**EXERCISE INPUT**
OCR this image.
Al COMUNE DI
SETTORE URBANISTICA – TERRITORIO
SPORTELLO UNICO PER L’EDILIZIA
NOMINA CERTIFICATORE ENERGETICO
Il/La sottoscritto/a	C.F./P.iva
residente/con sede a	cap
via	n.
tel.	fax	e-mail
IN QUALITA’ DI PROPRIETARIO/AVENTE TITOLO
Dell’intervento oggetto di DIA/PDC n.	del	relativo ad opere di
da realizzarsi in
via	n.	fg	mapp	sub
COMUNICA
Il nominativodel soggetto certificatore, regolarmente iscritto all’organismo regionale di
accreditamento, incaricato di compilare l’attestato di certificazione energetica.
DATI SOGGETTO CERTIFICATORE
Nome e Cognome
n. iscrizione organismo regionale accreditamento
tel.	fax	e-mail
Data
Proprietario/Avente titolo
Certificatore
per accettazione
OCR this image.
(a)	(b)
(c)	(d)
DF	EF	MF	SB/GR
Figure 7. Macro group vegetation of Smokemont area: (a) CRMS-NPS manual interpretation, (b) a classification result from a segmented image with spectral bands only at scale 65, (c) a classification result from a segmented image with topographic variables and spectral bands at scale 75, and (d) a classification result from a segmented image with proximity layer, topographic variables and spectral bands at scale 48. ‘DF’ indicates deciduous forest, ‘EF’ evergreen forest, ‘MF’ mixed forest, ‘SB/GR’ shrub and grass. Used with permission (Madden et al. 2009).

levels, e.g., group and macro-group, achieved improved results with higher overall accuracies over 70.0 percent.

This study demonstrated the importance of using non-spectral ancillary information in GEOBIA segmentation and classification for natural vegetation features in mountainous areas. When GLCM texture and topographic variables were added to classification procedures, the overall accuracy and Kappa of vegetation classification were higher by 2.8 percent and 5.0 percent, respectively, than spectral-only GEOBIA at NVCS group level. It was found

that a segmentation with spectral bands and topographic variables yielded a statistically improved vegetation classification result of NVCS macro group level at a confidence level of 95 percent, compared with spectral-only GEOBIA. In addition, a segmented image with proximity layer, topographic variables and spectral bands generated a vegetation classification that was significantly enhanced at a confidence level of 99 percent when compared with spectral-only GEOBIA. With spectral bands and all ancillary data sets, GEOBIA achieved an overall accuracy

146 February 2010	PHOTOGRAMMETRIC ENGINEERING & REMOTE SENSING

**PROBLEM DESCRIPTION**
Each line holding "segmentation" must be found and copied.

**FULL OUTPUT**
This study demonstrated the importance of using non-spectral ancillary information in GEOBIA segmentation and classification for natural vegetation features in mountainous areas. When GLCM texture and topographic variables were added to classification procedures, the overall accuracy and Kappa of vegetation classification were higher by 2.8 percent and 5.0 percent, respectively, than spectral-only GEOBIA at NVCS group level. It was found
that a segmentation with spectral bands and topographic variables yielded a statistically improved vegetation classification result of NVCS macro group level at a confidence level of 95 percent, compared with spectral-only GEOBIA. In addition, a segmented image with proximity layer, topographic variables and spectral bands generated a vegetation classification that was significantly enhanced at a confidence level of 99 percent when compared with spectral-only GEOBIA. With spectral bands and all ancillary data sets, GEOBIA achieved an overall accuracy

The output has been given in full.